RECORD EXTRACTS:
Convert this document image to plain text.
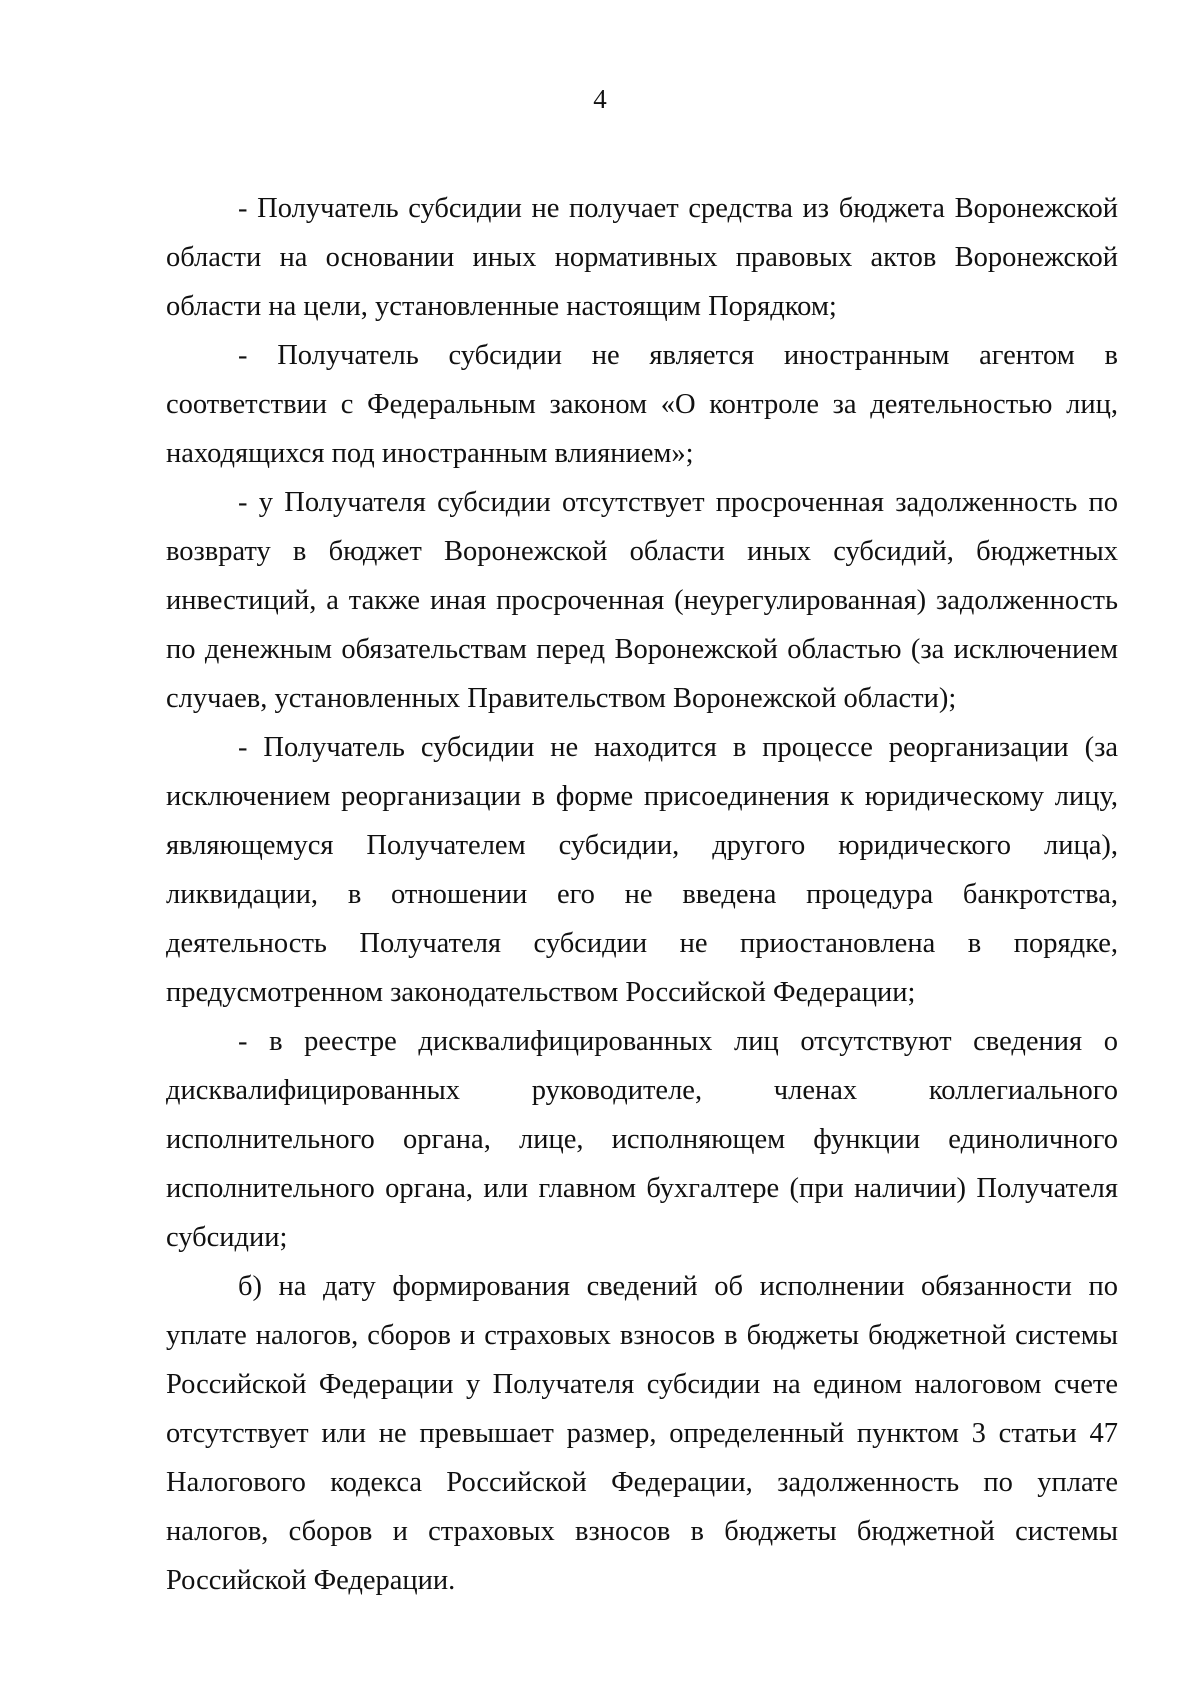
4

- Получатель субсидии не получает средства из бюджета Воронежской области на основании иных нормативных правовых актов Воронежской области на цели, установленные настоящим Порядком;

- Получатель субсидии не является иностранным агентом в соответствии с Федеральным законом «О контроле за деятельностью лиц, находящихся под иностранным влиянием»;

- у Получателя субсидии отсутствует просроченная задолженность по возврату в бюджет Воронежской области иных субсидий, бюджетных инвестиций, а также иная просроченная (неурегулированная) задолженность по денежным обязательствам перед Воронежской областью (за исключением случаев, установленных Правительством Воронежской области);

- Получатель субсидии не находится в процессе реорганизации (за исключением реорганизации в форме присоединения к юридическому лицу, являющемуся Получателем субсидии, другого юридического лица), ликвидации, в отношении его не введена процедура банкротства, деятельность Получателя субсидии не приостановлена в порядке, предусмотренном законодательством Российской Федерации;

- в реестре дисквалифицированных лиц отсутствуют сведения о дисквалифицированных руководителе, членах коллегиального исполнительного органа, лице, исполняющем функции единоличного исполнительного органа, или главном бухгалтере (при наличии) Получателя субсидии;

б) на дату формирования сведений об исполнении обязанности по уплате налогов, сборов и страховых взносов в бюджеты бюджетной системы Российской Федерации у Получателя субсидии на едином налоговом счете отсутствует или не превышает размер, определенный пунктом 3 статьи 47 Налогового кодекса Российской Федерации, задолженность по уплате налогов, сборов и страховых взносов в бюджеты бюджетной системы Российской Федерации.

==

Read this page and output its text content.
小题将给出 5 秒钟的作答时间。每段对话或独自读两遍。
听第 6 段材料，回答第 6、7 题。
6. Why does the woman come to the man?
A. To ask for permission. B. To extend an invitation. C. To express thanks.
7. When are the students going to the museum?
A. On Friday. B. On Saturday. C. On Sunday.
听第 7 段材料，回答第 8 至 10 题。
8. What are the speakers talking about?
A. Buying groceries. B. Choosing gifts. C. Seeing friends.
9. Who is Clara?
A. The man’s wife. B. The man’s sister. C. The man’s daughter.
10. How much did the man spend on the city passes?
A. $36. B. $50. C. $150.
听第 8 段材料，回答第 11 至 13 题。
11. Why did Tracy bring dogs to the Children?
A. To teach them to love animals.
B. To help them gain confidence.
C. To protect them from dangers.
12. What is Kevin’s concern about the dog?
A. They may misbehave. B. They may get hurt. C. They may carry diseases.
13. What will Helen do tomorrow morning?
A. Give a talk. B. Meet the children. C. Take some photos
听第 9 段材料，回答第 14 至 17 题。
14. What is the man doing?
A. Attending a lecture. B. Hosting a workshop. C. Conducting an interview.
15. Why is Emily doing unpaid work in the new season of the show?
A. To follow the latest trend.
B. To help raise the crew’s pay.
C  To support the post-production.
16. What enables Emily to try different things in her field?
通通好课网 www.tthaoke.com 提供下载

---

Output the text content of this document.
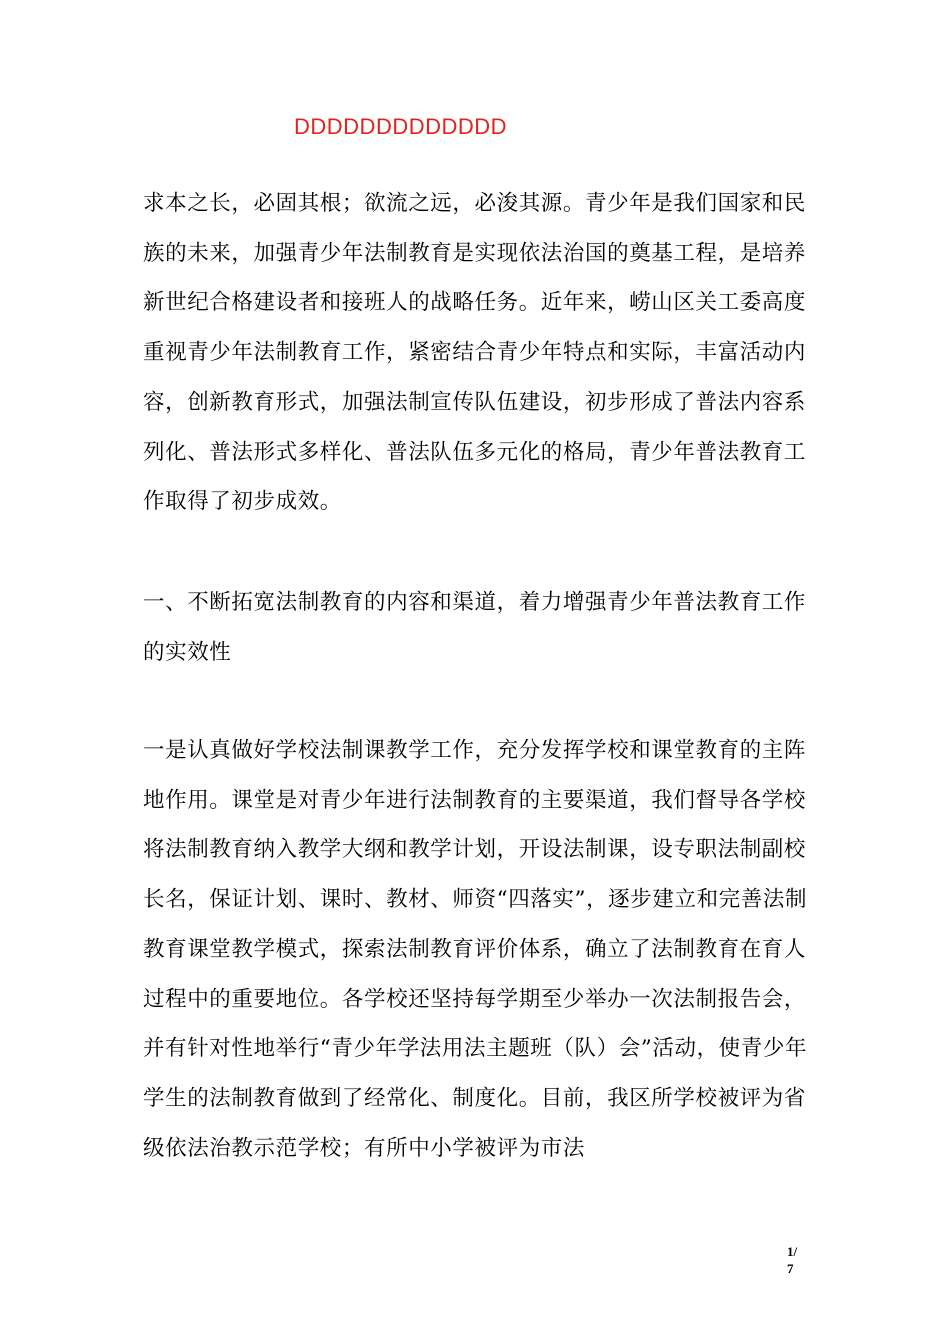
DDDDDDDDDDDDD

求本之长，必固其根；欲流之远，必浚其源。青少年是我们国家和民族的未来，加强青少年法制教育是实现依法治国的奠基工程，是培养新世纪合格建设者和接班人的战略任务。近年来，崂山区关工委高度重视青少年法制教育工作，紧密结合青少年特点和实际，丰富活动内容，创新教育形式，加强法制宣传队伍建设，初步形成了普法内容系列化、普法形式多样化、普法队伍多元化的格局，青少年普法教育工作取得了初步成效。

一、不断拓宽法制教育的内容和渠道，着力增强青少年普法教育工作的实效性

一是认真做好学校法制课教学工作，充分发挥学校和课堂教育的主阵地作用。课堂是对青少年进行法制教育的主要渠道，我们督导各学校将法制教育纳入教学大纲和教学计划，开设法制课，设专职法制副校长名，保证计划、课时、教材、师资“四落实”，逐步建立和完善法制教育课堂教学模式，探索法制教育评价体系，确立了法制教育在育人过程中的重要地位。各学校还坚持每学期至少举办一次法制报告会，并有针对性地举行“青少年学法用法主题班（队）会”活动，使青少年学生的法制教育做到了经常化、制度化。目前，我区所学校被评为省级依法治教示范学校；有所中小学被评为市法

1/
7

PROBLEM TO WORK ON:
State how many lines of the entries above include the word "What", offering no text other than the number.

COMPLETED TASK:
5